**Task to carry out**
Copy every record exactly, and keep the pictures out.

**Supplied records**
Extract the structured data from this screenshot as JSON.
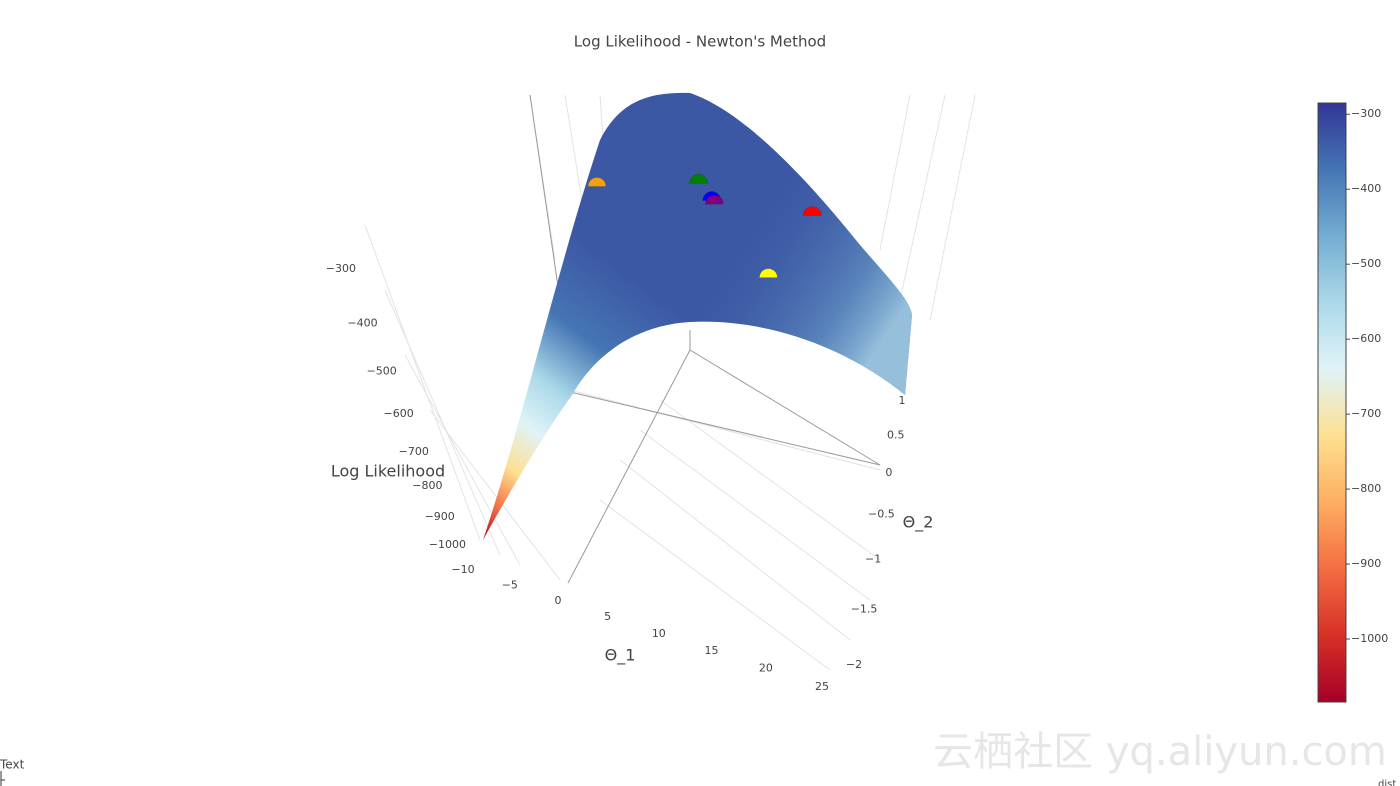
{
  "chart_data": {
    "type": "surface3d",
    "title": "Log Likelihood - Newton's Method",
    "x_label": "Θ_1",
    "y_label": "Θ_2",
    "z_label": "Log Likelihood",
    "xticks": [
      {
        "value": -10,
        "label": "−10"
      },
      {
        "value": -5,
        "label": "−5"
      },
      0,
      5,
      10,
      15,
      20,
      25
    ],
    "yticks": [
      1,
      0.5,
      0,
      {
        "value": -0.5,
        "label": "−0.5"
      },
      {
        "value": -1,
        "label": "−1"
      },
      {
        "value": -1.5,
        "label": "−1.5"
      },
      {
        "value": -2,
        "label": "−2"
      }
    ],
    "zticks": [
      {
        "value": -300,
        "label": "−300"
      },
      {
        "value": -400,
        "label": "−400"
      },
      {
        "value": -500,
        "label": "−500"
      },
      {
        "value": -600,
        "label": "−600"
      },
      {
        "value": -700,
        "label": "−700"
      },
      {
        "value": -800,
        "label": "−800"
      },
      {
        "value": -900,
        "label": "−900"
      },
      {
        "value": -1000,
        "label": "−1000"
      }
    ],
    "colorbar": {
      "cmin": -1084,
      "cmax": -285,
      "ticks": [
        {
          "value": -300,
          "label": "−300"
        },
        {
          "value": -400,
          "label": "−400"
        },
        {
          "value": -500,
          "label": "−500"
        },
        {
          "value": -600,
          "label": "−600"
        },
        {
          "value": -700,
          "label": "−700"
        },
        {
          "value": -800,
          "label": "−800"
        },
        {
          "value": -900,
          "label": "−900"
        },
        {
          "value": -1000,
          "label": "−1000"
        }
      ],
      "colorscale": [
        "#a50026",
        "#d73027",
        "#f46d43",
        "#fdae61",
        "#fee090",
        "#e0f3f8",
        "#abd9e9",
        "#74add1",
        "#4575b4",
        "#313695"
      ]
    },
    "points": [
      {
        "color": "#f2a00c",
        "x": 9.1,
        "y": -0.03,
        "z": -330
      },
      {
        "color": "#008000",
        "x": 18.4,
        "y": 0.36,
        "z": -330
      },
      {
        "color": "#0000ff",
        "x": 19.9,
        "y": 0.22,
        "z": -330
      },
      {
        "color": "#800080",
        "x": 20.2,
        "y": 0.19,
        "z": -330
      },
      {
        "color": "#ff0000",
        "x": 29.4,
        "y": 0.41,
        "z": -330
      },
      {
        "color": "#ffff00",
        "x": 26.4,
        "y": -0.41,
        "z": -330
      }
    ],
    "footer": "Text",
    "corner": "dist",
    "watermark": "云栖社区 yq.aliyun.com"
  }
}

**Response to the task**
Extract the structured data from this screenshot as JSON.
{
  "chart_data": {
    "type": "surface3d",
    "title": "Log Likelihood - Newton's Method",
    "x_label": "Θ_1",
    "y_label": "Θ_2",
    "z_label": "Log Likelihood",
    "xticks": [
      {
        "value": -10,
        "label": "−10"
      },
      {
        "value": -5,
        "label": "−5"
      },
      0,
      5,
      10,
      15,
      20,
      25
    ],
    "yticks": [
      1,
      0.5,
      0,
      {
        "value": -0.5,
        "label": "−0.5"
      },
      {
        "value": -1,
        "label": "−1"
      },
      {
        "value": -1.5,
        "label": "−1.5"
      },
      {
        "value": -2,
        "label": "−2"
      }
    ],
    "zticks": [
      {
        "value": -300,
        "label": "−300"
      },
      {
        "value": -400,
        "label": "−400"
      },
      {
        "value": -500,
        "label": "−500"
      },
      {
        "value": -600,
        "label": "−600"
      },
      {
        "value": -700,
        "label": "−700"
      },
      {
        "value": -800,
        "label": "−800"
      },
      {
        "value": -900,
        "label": "−900"
      },
      {
        "value": -1000,
        "label": "−1000"
      }
    ],
    "colorbar": {
      "cmin": -1084,
      "cmax": -285,
      "ticks": [
        {
          "value": -300,
          "label": "−300"
        },
        {
          "value": -400,
          "label": "−400"
        },
        {
          "value": -500,
          "label": "−500"
        },
        {
          "value": -600,
          "label": "−600"
        },
        {
          "value": -700,
          "label": "−700"
        },
        {
          "value": -800,
          "label": "−800"
        },
        {
          "value": -900,
          "label": "−900"
        },
        {
          "value": -1000,
          "label": "−1000"
        }
      ],
      "colorscale": [
        "#a50026",
        "#d73027",
        "#f46d43",
        "#fdae61",
        "#fee090",
        "#e0f3f8",
        "#abd9e9",
        "#74add1",
        "#4575b4",
        "#313695"
      ]
    },
    "points": [
      {
        "color": "#f2a00c",
        "x": 9.1,
        "y": -0.03,
        "z": -330
      },
      {
        "color": "#008000",
        "x": 18.4,
        "y": 0.36,
        "z": -330
      },
      {
        "color": "#0000ff",
        "x": 19.9,
        "y": 0.22,
        "z": -330
      },
      {
        "color": "#800080",
        "x": 20.2,
        "y": 0.19,
        "z": -330
      },
      {
        "color": "#ff0000",
        "x": 29.4,
        "y": 0.41,
        "z": -330
      },
      {
        "color": "#ffff00",
        "x": 26.4,
        "y": -0.41,
        "z": -330
      }
    ],
    "footer": "Text",
    "corner": "dist",
    "watermark": "云栖社区 yq.aliyun.com"
  }
}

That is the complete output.